What is needed: Go through the entries one line at a time, and gather every line that has the word "tính".

===== Source material

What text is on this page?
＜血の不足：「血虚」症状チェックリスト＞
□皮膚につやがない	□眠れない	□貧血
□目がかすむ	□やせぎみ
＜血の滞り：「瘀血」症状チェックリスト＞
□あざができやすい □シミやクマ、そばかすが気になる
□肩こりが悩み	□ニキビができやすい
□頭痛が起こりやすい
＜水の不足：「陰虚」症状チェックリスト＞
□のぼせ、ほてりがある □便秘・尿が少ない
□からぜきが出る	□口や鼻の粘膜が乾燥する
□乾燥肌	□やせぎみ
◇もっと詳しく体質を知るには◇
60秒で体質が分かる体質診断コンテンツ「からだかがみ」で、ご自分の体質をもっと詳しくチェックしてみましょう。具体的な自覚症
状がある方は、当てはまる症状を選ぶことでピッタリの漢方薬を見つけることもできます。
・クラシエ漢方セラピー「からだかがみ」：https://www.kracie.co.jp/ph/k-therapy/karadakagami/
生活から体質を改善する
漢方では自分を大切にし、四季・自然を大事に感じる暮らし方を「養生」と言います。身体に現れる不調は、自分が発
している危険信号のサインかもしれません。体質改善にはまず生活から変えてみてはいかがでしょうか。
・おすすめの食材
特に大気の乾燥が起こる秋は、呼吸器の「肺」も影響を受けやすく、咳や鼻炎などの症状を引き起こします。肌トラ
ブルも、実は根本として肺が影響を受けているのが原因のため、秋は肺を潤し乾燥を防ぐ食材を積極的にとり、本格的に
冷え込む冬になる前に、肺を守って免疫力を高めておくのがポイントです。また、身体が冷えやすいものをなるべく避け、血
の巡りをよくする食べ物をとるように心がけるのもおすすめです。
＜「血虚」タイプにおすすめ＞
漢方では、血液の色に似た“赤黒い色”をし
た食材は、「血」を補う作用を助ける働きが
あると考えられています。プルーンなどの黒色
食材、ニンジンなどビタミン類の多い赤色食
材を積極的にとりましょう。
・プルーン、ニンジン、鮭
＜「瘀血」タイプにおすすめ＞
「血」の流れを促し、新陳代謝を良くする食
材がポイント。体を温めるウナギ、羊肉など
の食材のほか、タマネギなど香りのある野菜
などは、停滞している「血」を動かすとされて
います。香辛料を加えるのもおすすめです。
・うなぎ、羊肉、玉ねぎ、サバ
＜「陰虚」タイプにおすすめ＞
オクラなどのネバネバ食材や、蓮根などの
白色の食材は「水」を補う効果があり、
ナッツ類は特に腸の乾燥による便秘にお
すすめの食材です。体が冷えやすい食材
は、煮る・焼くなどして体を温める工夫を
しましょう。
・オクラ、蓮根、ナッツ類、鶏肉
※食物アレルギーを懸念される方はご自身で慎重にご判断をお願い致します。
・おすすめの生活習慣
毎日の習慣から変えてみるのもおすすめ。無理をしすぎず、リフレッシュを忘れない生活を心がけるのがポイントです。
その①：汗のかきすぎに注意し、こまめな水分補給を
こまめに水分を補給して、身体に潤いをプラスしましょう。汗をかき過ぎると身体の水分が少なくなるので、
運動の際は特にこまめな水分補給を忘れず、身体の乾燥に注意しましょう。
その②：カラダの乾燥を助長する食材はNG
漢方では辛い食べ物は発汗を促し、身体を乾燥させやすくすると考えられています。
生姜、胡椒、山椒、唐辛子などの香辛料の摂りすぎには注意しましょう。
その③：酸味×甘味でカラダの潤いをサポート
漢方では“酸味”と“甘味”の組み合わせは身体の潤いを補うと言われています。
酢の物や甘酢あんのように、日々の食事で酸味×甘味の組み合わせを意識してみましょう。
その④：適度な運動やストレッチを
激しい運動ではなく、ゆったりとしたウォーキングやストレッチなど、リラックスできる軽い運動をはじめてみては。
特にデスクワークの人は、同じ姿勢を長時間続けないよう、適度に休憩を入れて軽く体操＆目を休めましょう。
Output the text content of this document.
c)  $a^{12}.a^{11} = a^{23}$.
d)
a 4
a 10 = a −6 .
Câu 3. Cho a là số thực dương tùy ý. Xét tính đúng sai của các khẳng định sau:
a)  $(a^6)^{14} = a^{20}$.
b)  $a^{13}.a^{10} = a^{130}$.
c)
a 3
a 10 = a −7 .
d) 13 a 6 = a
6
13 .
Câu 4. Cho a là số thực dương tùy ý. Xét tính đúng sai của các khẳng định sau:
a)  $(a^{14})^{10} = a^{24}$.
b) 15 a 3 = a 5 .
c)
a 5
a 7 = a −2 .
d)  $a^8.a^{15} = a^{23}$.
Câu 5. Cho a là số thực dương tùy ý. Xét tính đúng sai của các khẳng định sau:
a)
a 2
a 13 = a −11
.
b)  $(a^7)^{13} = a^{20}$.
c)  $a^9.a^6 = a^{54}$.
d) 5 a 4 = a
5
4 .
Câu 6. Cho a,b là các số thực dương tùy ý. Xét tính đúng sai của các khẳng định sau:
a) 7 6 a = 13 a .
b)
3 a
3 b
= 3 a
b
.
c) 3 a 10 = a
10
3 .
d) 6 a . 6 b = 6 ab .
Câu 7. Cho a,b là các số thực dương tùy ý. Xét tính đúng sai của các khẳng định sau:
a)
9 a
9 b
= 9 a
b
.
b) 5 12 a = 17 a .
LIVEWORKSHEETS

==========

Task response:
Câu 3. Cho a là số thực dương tùy ý. Xét tính đúng sai của các khẳng định sau:
Câu 4. Cho a là số thực dương tùy ý. Xét tính đúng sai của các khẳng định sau:
Câu 5. Cho a là số thực dương tùy ý. Xét tính đúng sai của các khẳng định sau:
Câu 6. Cho a,b là các số thực dương tùy ý. Xét tính đúng sai của các khẳng định sau:
Câu 7. Cho a,b là các số thực dương tùy ý. Xét tính đúng sai của các khẳng định sau:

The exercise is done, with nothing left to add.